Go through the entries one line at a time, and gather every line that has the word "adding".

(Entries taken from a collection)
********************
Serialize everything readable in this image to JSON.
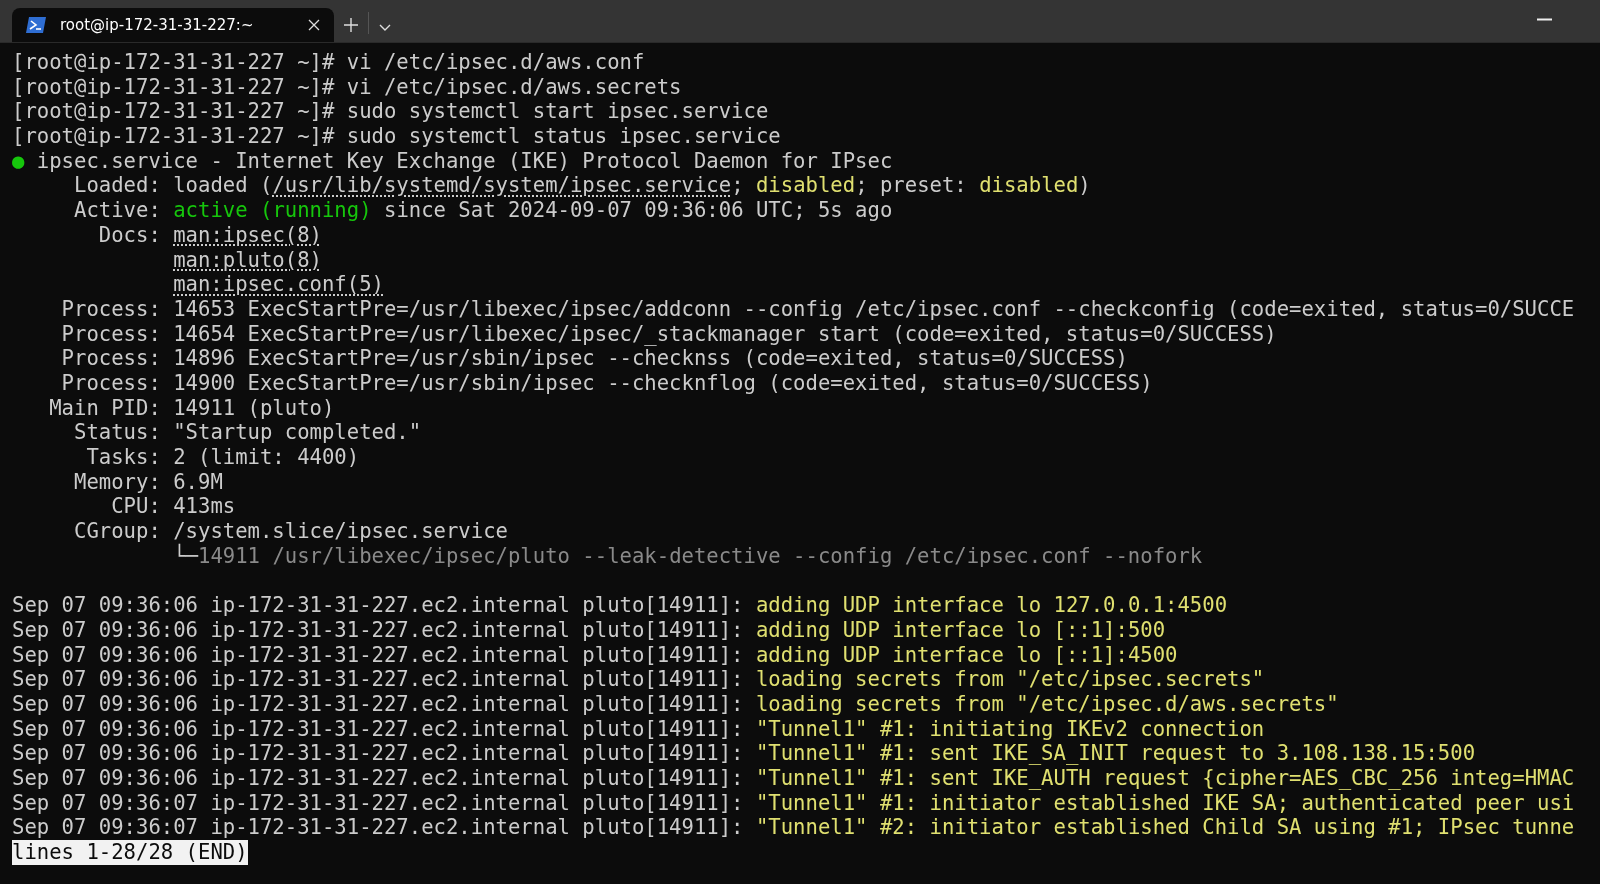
{
  "tab": {
    "title": "root@ip-172-31-31-227:~",
    "selected": true
  },
  "lines": [
    {
      "kind": "text",
      "segments": [
        {
          "kind": "plain",
          "text": "[root@ip-172-31-31-227 ~]# vi /etc/ipsec.d/aws.conf"
        }
      ]
    },
    {
      "kind": "text",
      "segments": [
        {
          "kind": "plain",
          "text": "[root@ip-172-31-31-227 ~]# vi /etc/ipsec.d/aws.secrets"
        }
      ]
    },
    {
      "kind": "text",
      "segments": [
        {
          "kind": "plain",
          "text": "[root@ip-172-31-31-227 ~]# sudo systemctl start ipsec.service"
        }
      ]
    },
    {
      "kind": "text",
      "segments": [
        {
          "kind": "plain",
          "text": "[root@ip-172-31-31-227 ~]# sudo systemctl status ipsec.service"
        }
      ]
    },
    {
      "kind": "text",
      "segments": [
        {
          "kind": "green",
          "text": "●"
        },
        {
          "kind": "plain",
          "text": " ipsec.service - Internet Key Exchange (IKE) Protocol Daemon for IPsec"
        }
      ]
    },
    {
      "kind": "text",
      "segments": [
        {
          "kind": "plain",
          "text": "     Loaded: loaded ("
        },
        {
          "kind": "link",
          "text": "/usr/lib/systemd/system/ipsec.service"
        },
        {
          "kind": "plain",
          "text": "; "
        },
        {
          "kind": "yellow",
          "text": "disabled"
        },
        {
          "kind": "plain",
          "text": "; preset: "
        },
        {
          "kind": "yellow",
          "text": "disabled"
        },
        {
          "kind": "plain",
          "text": ")"
        }
      ]
    },
    {
      "kind": "text",
      "segments": [
        {
          "kind": "plain",
          "text": "     Active: "
        },
        {
          "kind": "green",
          "text": "active (running)"
        },
        {
          "kind": "plain",
          "text": " since Sat 2024-09-07 09:36:06 UTC; 5s ago"
        }
      ]
    },
    {
      "kind": "text",
      "segments": [
        {
          "kind": "plain",
          "text": "       Docs: "
        },
        {
          "kind": "link",
          "text": "man:ipsec(8)"
        }
      ]
    },
    {
      "kind": "continuation",
      "segments": [
        {
          "kind": "link",
          "text": "man:pluto(8)"
        }
      ]
    },
    {
      "kind": "continuation",
      "segments": [
        {
          "kind": "link",
          "text": "man:ipsec.conf(5)"
        }
      ]
    },
    {
      "kind": "text",
      "segments": [
        {
          "kind": "plain",
          "text": "    Process: 14653 ExecStartPre=/usr/libexec/ipsec/addconn --config /etc/ipsec.conf --checkconfig (code=exited, status=0/SUCCE"
        }
      ]
    },
    {
      "kind": "text",
      "segments": [
        {
          "kind": "plain",
          "text": "    Process: 14654 ExecStartPre=/usr/libexec/ipsec/_stackmanager start (code=exited, status=0/SUCCESS)"
        }
      ]
    },
    {
      "kind": "text",
      "segments": [
        {
          "kind": "plain",
          "text": "    Process: 14896 ExecStartPre=/usr/sbin/ipsec --checknss (code=exited, status=0/SUCCESS)"
        }
      ]
    },
    {
      "kind": "text",
      "segments": [
        {
          "kind": "plain",
          "text": "    Process: 14900 ExecStartPre=/usr/sbin/ipsec --checknflog (code=exited, status=0/SUCCESS)"
        }
      ]
    },
    {
      "kind": "text",
      "segments": [
        {
          "kind": "plain",
          "text": "   Main PID: 14911 (pluto)"
        }
      ]
    },
    {
      "kind": "text",
      "segments": [
        {
          "kind": "plain",
          "text": "     Status: \"Startup completed.\""
        }
      ]
    },
    {
      "kind": "text",
      "segments": [
        {
          "kind": "plain",
          "text": "      Tasks: 2 (limit: 4400)"
        }
      ]
    },
    {
      "kind": "text",
      "segments": [
        {
          "kind": "plain",
          "text": "     Memory: 6.9M"
        }
      ]
    },
    {
      "kind": "text",
      "segments": [
        {
          "kind": "plain",
          "text": "        CPU: 413ms"
        }
      ]
    },
    {
      "kind": "text",
      "segments": [
        {
          "kind": "plain",
          "text": "     CGroup: /system.slice/ipsec.service"
        }
      ]
    },
    {
      "kind": "continuation",
      "segments": [
        {
          "kind": "plain",
          "text": "└─"
        },
        {
          "kind": "dim",
          "text": "14911 /usr/libexec/ipsec/pluto --leak-detective --config /etc/ipsec.conf --nofork"
        }
      ]
    },
    {
      "kind": "blank"
    },
    {
      "kind": "text",
      "segments": [
        {
          "kind": "plain",
          "text": "Sep 07 09:36:06 ip-172-31-31-227.ec2.internal pluto[14911]: "
        },
        {
          "kind": "yellow",
          "text": "adding UDP interface lo 127.0.0.1:4500"
        }
      ]
    },
    {
      "kind": "text",
      "segments": [
        {
          "kind": "plain",
          "text": "Sep 07 09:36:06 ip-172-31-31-227.ec2.internal pluto[14911]: "
        },
        {
          "kind": "yellow",
          "text": "adding UDP interface lo [::1]:500"
        }
      ]
    },
    {
      "kind": "text",
      "segments": [
        {
          "kind": "plain",
          "text": "Sep 07 09:36:06 ip-172-31-31-227.ec2.internal pluto[14911]: "
        },
        {
          "kind": "yellow",
          "text": "adding UDP interface lo [::1]:4500"
        }
      ]
    },
    {
      "kind": "text",
      "segments": [
        {
          "kind": "plain",
          "text": "Sep 07 09:36:06 ip-172-31-31-227.ec2.internal pluto[14911]: "
        },
        {
          "kind": "yellow",
          "text": "loading secrets from \"/etc/ipsec.secrets\""
        }
      ]
    },
    {
      "kind": "text",
      "segments": [
        {
          "kind": "plain",
          "text": "Sep 07 09:36:06 ip-172-31-31-227.ec2.internal pluto[14911]: "
        },
        {
          "kind": "yellow",
          "text": "loading secrets from \"/etc/ipsec.d/aws.secrets\""
        }
      ]
    },
    {
      "kind": "text",
      "segments": [
        {
          "kind": "plain",
          "text": "Sep 07 09:36:06 ip-172-31-31-227.ec2.internal pluto[14911]: "
        },
        {
          "kind": "yellow",
          "text": "\"Tunnel1\" #1: initiating IKEv2 connection"
        }
      ]
    },
    {
      "kind": "text",
      "segments": [
        {
          "kind": "plain",
          "text": "Sep 07 09:36:06 ip-172-31-31-227.ec2.internal pluto[14911]: "
        },
        {
          "kind": "yellow",
          "text": "\"Tunnel1\" #1: sent IKE_SA_INIT request to 3.108.138.15:500"
        }
      ]
    },
    {
      "kind": "text",
      "segments": [
        {
          "kind": "plain",
          "text": "Sep 07 09:36:06 ip-172-31-31-227.ec2.internal pluto[14911]: "
        },
        {
          "kind": "yellow",
          "text": "\"Tunnel1\" #1: sent IKE_AUTH request {cipher=AES_CBC_256 integ=HMAC"
        }
      ]
    },
    {
      "kind": "text",
      "segments": [
        {
          "kind": "plain",
          "text": "Sep 07 09:36:07 ip-172-31-31-227.ec2.internal pluto[14911]: "
        },
        {
          "kind": "yellow",
          "text": "\"Tunnel1\" #1: initiator established IKE SA; authenticated peer usi"
        }
      ]
    },
    {
      "kind": "text",
      "segments": [
        {
          "kind": "plain",
          "text": "Sep 07 09:36:07 ip-172-31-31-227.ec2.internal pluto[14911]: "
        },
        {
          "kind": "yellow",
          "text": "\"Tunnel1\" #2: initiator established Child SA using #1; IPsec tunne"
        }
      ]
    }
  ],
  "pager_status": "lines 1-28/28 (END)"
}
********************
## Exercise answer
          "text": "adding UDP interface lo 127.0.0.1:4500"
          "text": "adding UDP interface lo [::1]:500"
          "text": "adding UDP interface lo [::1]:4500"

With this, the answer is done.